▸ **Requirement**: Where a line contains the string "JSON", copy that line.

Data excerpts:
================

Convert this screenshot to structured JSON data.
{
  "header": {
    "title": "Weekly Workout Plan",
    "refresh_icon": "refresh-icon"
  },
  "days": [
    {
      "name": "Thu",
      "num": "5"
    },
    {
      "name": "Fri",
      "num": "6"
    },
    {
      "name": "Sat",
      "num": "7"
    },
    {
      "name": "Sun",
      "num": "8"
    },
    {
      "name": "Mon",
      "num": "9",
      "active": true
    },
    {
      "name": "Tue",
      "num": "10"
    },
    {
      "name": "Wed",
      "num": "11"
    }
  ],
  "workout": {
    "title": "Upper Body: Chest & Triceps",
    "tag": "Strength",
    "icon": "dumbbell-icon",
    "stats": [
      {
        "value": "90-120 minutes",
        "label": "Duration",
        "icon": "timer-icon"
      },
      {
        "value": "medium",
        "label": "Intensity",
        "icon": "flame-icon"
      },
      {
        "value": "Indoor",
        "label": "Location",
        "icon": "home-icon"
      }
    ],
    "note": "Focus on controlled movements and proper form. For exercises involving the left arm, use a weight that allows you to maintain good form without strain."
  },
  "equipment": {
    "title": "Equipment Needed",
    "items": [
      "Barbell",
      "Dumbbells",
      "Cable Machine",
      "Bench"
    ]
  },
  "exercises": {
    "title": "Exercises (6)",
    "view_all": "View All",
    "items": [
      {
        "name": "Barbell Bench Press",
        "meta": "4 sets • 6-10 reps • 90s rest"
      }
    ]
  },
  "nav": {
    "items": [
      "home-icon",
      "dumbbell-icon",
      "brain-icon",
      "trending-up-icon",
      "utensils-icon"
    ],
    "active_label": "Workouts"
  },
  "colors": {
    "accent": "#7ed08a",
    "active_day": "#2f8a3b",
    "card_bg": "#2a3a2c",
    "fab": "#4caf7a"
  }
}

================

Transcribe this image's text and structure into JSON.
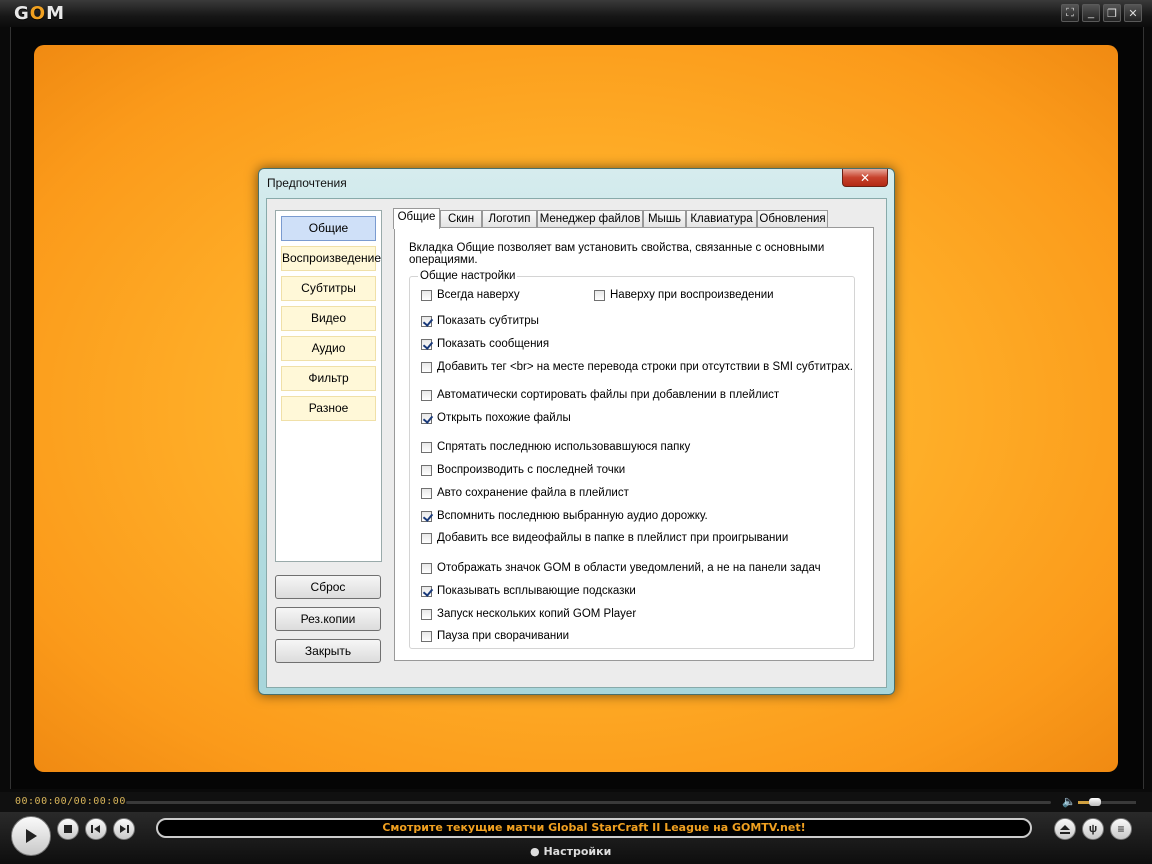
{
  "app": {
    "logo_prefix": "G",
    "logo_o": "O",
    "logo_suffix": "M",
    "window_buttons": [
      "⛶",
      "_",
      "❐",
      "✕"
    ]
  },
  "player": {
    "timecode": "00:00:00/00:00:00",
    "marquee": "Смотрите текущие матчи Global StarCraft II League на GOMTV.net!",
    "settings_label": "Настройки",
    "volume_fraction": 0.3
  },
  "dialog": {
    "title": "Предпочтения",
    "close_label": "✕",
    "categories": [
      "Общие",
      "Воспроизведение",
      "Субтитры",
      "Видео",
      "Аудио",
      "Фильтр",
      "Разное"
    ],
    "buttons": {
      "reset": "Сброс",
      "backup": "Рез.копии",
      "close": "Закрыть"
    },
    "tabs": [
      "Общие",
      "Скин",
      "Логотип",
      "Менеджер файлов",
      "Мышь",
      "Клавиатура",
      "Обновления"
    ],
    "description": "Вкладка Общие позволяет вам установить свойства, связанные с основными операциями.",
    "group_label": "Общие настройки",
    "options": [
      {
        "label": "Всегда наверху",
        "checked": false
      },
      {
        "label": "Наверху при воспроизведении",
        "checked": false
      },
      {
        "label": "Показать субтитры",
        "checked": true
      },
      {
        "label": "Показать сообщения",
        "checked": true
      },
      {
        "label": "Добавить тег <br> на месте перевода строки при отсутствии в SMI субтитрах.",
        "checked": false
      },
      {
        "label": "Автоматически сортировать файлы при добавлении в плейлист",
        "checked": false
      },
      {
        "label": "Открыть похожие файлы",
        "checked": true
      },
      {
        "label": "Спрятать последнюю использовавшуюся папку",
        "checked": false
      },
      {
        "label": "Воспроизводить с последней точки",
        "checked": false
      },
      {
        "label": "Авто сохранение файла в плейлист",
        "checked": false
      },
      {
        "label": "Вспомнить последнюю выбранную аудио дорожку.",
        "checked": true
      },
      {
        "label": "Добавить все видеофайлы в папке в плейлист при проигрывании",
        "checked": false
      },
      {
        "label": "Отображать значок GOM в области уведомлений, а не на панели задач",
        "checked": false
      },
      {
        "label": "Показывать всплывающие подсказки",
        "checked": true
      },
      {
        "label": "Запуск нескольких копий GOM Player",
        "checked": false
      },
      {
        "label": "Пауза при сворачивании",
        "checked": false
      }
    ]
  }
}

================

▸ **Task output**:
Convert this screenshot to structured JSON data.
Transcribe this image's text and structure into JSON.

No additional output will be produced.